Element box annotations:
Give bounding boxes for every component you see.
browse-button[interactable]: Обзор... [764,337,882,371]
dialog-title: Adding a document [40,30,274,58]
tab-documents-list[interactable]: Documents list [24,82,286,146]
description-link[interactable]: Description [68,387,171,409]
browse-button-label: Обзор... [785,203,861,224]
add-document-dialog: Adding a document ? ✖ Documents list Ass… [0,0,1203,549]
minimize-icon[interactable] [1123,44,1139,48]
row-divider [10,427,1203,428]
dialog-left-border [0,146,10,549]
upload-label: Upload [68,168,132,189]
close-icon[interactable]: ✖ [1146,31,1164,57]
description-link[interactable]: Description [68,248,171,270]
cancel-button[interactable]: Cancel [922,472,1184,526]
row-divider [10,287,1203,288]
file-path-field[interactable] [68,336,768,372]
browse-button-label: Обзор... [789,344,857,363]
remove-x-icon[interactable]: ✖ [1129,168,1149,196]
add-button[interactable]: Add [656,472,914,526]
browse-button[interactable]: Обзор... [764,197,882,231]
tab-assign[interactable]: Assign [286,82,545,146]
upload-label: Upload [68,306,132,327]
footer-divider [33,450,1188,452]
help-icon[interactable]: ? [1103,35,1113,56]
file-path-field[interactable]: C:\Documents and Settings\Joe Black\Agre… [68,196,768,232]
---
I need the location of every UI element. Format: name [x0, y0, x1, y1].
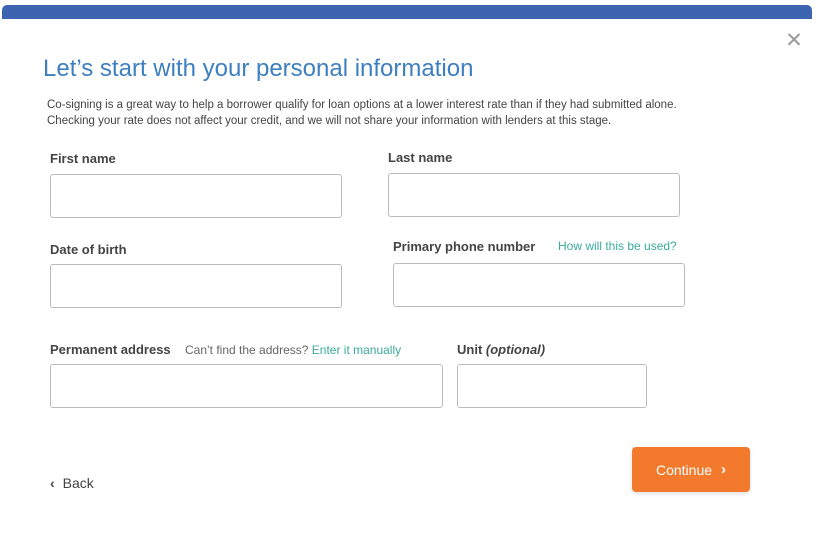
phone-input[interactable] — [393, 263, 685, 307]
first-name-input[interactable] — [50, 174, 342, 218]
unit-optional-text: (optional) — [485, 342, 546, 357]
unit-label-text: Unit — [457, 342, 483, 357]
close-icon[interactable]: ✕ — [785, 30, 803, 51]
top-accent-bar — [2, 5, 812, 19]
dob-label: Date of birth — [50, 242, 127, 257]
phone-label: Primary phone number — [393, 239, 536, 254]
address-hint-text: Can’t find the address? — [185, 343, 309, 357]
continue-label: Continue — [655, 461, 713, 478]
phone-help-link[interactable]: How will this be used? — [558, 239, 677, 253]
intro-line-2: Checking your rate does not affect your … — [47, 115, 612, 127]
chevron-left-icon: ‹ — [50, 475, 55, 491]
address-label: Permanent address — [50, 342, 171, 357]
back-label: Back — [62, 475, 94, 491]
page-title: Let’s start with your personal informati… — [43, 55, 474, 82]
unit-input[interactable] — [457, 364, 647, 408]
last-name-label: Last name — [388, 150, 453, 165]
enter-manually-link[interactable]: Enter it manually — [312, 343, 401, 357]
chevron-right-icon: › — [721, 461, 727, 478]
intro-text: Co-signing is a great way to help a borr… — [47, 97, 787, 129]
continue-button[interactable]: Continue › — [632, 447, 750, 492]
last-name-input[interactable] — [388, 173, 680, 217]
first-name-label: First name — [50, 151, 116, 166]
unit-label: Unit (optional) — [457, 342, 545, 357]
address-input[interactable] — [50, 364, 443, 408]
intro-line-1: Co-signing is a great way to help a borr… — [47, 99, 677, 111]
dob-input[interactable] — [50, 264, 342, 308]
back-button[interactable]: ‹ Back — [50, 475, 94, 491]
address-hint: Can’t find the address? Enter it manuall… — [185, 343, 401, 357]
---
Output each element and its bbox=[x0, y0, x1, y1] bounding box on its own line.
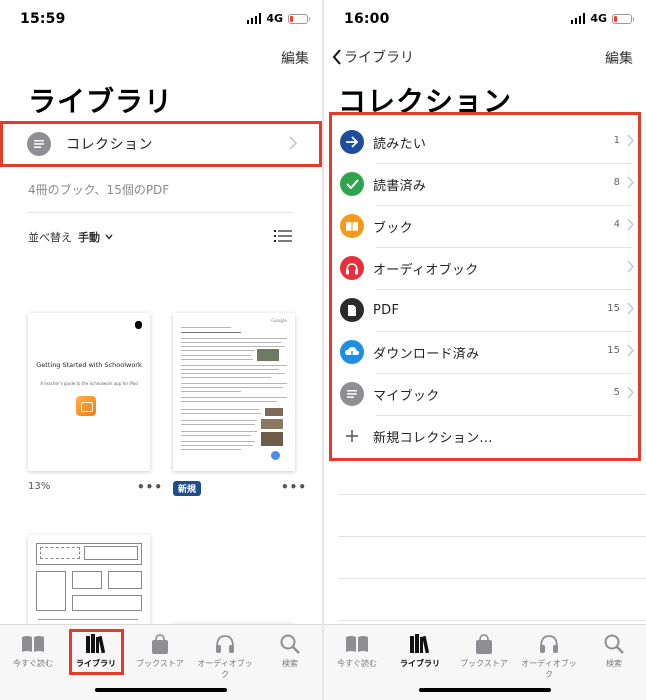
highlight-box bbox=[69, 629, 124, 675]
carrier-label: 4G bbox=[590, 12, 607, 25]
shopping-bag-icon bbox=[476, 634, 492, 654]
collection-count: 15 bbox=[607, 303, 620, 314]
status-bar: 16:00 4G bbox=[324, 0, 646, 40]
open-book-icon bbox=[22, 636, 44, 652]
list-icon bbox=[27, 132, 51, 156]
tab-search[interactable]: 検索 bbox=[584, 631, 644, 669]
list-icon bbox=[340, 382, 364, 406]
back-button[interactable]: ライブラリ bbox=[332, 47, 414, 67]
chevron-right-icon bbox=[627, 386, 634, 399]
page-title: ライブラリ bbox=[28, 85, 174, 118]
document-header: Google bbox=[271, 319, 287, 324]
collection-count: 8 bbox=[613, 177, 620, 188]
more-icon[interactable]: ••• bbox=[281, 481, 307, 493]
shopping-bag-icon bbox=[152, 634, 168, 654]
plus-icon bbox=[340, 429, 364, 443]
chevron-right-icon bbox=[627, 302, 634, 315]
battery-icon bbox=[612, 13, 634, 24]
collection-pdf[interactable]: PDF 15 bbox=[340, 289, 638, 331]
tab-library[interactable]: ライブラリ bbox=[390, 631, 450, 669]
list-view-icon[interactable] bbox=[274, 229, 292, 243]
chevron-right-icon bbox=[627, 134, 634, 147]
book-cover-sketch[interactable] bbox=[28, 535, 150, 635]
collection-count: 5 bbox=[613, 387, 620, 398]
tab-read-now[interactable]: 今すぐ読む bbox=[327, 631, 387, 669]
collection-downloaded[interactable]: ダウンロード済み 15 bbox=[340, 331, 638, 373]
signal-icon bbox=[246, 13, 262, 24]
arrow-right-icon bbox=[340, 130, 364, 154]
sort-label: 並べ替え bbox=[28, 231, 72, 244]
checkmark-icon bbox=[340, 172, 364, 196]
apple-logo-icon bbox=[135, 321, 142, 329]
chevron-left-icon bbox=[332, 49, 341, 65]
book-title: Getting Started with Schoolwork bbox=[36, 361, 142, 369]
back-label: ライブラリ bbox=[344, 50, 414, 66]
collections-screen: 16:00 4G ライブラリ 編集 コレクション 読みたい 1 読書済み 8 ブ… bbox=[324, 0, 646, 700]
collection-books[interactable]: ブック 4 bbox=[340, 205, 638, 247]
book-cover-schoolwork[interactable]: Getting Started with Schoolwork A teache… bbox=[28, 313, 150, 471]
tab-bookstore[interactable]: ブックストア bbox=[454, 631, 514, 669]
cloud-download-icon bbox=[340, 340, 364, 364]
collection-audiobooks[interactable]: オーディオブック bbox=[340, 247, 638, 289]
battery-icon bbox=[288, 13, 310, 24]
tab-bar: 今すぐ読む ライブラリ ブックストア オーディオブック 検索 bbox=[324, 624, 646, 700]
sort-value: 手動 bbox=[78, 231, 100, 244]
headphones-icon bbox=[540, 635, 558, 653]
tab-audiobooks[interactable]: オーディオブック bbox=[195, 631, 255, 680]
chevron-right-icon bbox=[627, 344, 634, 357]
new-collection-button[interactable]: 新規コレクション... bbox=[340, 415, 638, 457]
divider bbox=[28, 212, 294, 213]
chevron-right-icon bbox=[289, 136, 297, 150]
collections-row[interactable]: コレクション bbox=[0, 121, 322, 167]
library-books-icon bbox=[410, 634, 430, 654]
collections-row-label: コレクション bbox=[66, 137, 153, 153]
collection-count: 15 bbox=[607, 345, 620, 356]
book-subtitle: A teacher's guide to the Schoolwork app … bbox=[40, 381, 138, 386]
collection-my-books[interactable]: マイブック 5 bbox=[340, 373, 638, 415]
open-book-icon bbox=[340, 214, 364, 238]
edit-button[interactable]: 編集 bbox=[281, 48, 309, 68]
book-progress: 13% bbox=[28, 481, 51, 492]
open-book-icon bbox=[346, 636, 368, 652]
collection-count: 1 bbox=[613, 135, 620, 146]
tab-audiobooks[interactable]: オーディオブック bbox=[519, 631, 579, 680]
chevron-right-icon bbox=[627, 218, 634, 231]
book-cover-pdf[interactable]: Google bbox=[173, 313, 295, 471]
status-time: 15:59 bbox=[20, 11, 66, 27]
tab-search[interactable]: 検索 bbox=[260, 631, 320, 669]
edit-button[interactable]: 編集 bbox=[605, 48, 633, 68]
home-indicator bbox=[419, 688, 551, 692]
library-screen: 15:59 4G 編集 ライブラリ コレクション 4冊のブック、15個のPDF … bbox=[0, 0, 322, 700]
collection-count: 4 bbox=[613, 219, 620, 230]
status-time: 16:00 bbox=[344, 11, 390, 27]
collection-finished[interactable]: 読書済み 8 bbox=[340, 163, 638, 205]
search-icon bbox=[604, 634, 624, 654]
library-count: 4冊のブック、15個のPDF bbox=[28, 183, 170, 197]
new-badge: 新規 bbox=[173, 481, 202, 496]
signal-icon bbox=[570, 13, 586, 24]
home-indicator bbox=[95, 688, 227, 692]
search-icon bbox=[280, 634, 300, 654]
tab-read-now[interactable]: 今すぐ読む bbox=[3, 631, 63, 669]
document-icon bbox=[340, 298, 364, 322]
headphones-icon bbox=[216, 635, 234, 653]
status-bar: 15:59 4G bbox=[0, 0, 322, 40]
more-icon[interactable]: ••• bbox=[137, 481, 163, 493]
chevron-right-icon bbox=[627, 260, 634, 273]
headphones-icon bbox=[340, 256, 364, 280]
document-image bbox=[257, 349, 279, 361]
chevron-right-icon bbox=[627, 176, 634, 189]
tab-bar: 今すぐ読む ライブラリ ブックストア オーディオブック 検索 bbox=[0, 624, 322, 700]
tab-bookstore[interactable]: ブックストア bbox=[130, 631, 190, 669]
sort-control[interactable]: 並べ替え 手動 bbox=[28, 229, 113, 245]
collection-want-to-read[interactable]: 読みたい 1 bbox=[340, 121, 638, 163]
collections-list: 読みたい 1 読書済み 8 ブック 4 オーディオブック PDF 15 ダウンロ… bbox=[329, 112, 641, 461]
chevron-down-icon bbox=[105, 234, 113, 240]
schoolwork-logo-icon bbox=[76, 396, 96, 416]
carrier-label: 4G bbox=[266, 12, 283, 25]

Task goal. Extract each line from the items above that contains the string "Adding". Uppercase and lowercase letters count as different.

Task response.
dialog-title: Adding a document [40,30,274,58]
add-document-dialog: Adding a document ? ✖ Documents list Ass… [0,0,1203,549]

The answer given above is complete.